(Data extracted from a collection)
··········

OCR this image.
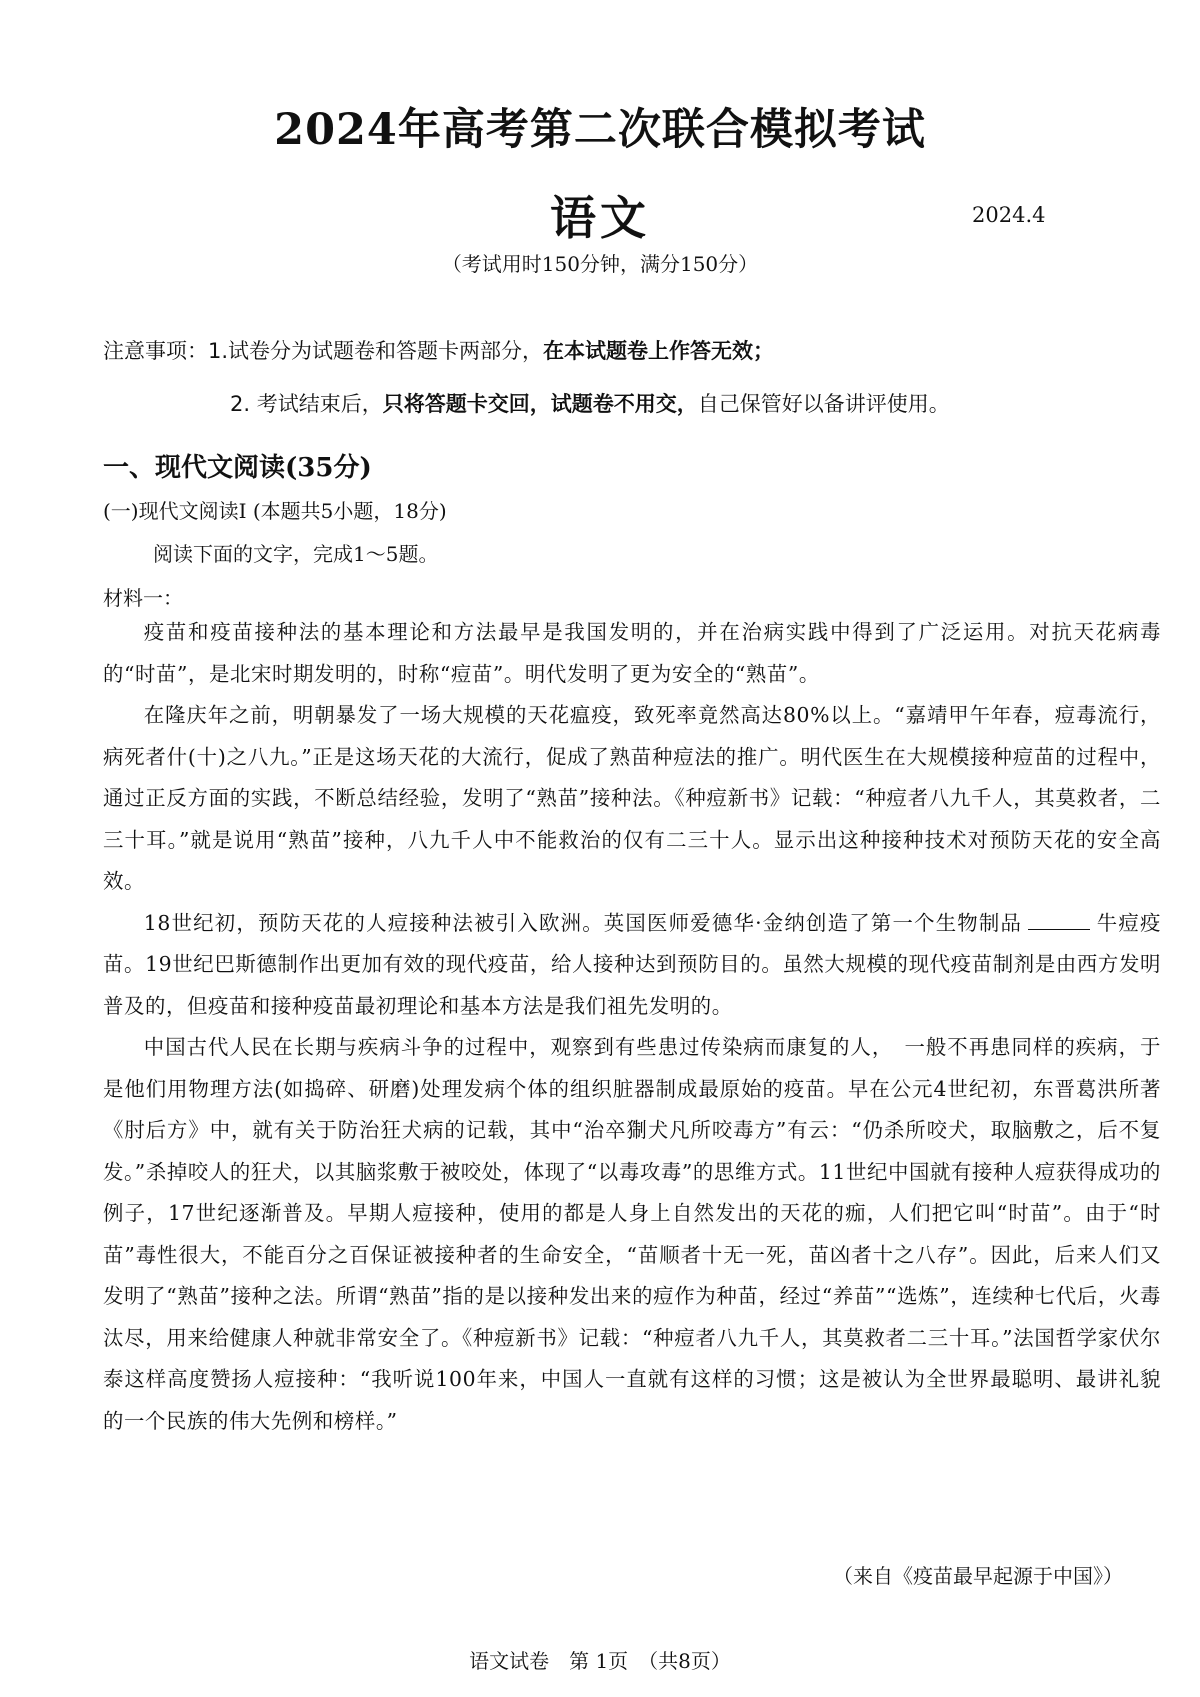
2024年高考第二次联合模拟考试
语文	2024.4
（考试用时150分钟，满分150分）
注意事项：1.试卷分为试题卷和答题卡两部分，在本试题卷上作答无效；
2. 考试结束后，只将答题卡交回，试题卷不用交，自己保管好以备讲评使用。
一、现代文阅读(35分)
(一)现代文阅读I (本题共5小题，18分)
阅读下面的文字，完成1～5题。
材料一：

疫苗和疫苗接种法的基本理论和方法最早是我国发明的，并在治病实践中得到了广泛运用。对抗天花病毒的“时苗”，是北宋时期发明的，时称“痘苗”。明代发明了更为安全的“熟苗”。

在隆庆年之前，明朝暴发了一场大规模的天花瘟疫，致死率竟然高达80%以上。“嘉靖甲午年春，痘毒流行，病死者什(十)之八九。”正是这场天花的大流行，促成了熟苗种痘法的推广。明代医生在大规模接种痘苗的过程中，通过正反方面的实践，不断总结经验，发明了“熟苗”接种法。《种痘新书》记载：“种痘者八九千人，其莫救者，二三十耳。”就是说用“熟苗”接种，八九千人中不能救治的仅有二三十人。显示出这种接种技术对预防天花的安全高效。

18世纪初，预防天花的人痘接种法被引入欧洲。英国医师爱德华·金纳创造了第一个生物制品	牛痘疫苗。19世纪巴斯德制作出更加有效的现代疫苗，给人接种达到预防目的。虽然大规模的现代疫苗制剂是由西方发明普及的，但疫苗和接种疫苗最初理论和基本方法是我们祖先发明的。

中国古代人民在长期与疾病斗争的过程中，观察到有些患过传染病而康复的人，　一般不再患同样的疾病，于是他们用物理方法(如捣碎、研磨)处理发病个体的组织脏器制成最原始的疫苗。早在公元4世纪初，东晋葛洪所著《肘后方》中，就有关于防治狂犬病的记载，其中“治卒猘犬凡所咬毒方”有云：“仍杀所咬犬，取脑敷之，后不复发。”杀掉咬人的狂犬，以其脑浆敷于被咬处，体现了“以毒攻毒”的思维方式。11世纪中国就有接种人痘获得成功的例子，17世纪逐渐普及。早期人痘接种，使用的都是人身上自然发出的天花的痂，人们把它叫“时苗”。由于“时苗”毒性很大，不能百分之百保证被接种者的生命安全，“苗顺者十无一死，苗凶者十之八存”。因此，后来人们又发明了“熟苗”接种之法。所谓“熟苗”指的是以接种发出来的痘作为种苗，经过“养苗”“选炼”，连续种七代后，火毒汰尽，用来给健康人种就非常安全了。《种痘新书》记载：“种痘者八九千人，其莫救者二三十耳。”法国哲学家伏尔泰这样高度赞扬人痘接种：“我听说100年来，中国人一直就有这样的习惯；这是被认为全世界最聪明、最讲礼貌的一个民族的伟大先例和榜样。”

（来自《疫苗最早起源于中国》）
语文试卷　第 1页　（共8页）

··········

Exclude every picture and copy the remaining data exactly.

- Response to the exercise -
OCR this image.
2024年高考第二次联合模拟考试
语文	2024.4
（考试用时150分钟，满分150分）
注意事项：1.试卷分为试题卷和答题卡两部分，在本试题卷上作答无效；
2. 考试结束后，只将答题卡交回，试题卷不用交，自己保管好以备讲评使用。
一、现代文阅读(35分)
(一)现代文阅读I (本题共5小题，18分)
阅读下面的文字，完成1～5题。
材料一：

疫苗和疫苗接种法的基本理论和方法最早是我国发明的，并在治病实践中得到了广泛运用。对抗天花病毒的“时苗”，是北宋时期发明的，时称“痘苗”。明代发明了更为安全的“熟苗”。

在隆庆年之前，明朝暴发了一场大规模的天花瘟疫，致死率竟然高达80%以上。“嘉靖甲午年春，痘毒流行，病死者什(十)之八九。”正是这场天花的大流行，促成了熟苗种痘法的推广。明代医生在大规模接种痘苗的过程中，通过正反方面的实践，不断总结经验，发明了“熟苗”接种法。《种痘新书》记载：“种痘者八九千人，其莫救者，二三十耳。”就是说用“熟苗”接种，八九千人中不能救治的仅有二三十人。显示出这种接种技术对预防天花的安全高效。

18世纪初，预防天花的人痘接种法被引入欧洲。英国医师爱德华·金纳创造了第一个生物制品	牛痘疫苗。19世纪巴斯德制作出更加有效的现代疫苗，给人接种达到预防目的。虽然大规模的现代疫苗制剂是由西方发明普及的，但疫苗和接种疫苗最初理论和基本方法是我们祖先发明的。

中国古代人民在长期与疾病斗争的过程中，观察到有些患过传染病而康复的人，　一般不再患同样的疾病，于是他们用物理方法(如捣碎、研磨)处理发病个体的组织脏器制成最原始的疫苗。早在公元4世纪初，东晋葛洪所著《肘后方》中，就有关于防治狂犬病的记载，其中“治卒猘犬凡所咬毒方”有云：“仍杀所咬犬，取脑敷之，后不复发。”杀掉咬人的狂犬，以其脑浆敷于被咬处，体现了“以毒攻毒”的思维方式。11世纪中国就有接种人痘获得成功的例子，17世纪逐渐普及。早期人痘接种，使用的都是人身上自然发出的天花的痂，人们把它叫“时苗”。由于“时苗”毒性很大，不能百分之百保证被接种者的生命安全，“苗顺者十无一死，苗凶者十之八存”。因此，后来人们又发明了“熟苗”接种之法。所谓“熟苗”指的是以接种发出来的痘作为种苗，经过“养苗”“选炼”，连续种七代后，火毒汰尽，用来给健康人种就非常安全了。《种痘新书》记载：“种痘者八九千人，其莫救者二三十耳。”法国哲学家伏尔泰这样高度赞扬人痘接种：“我听说100年来，中国人一直就有这样的习惯；这是被认为全世界最聪明、最讲礼貌的一个民族的伟大先例和榜样。”

（来自《疫苗最早起源于中国》）
语文试卷　第 1页　（共8页）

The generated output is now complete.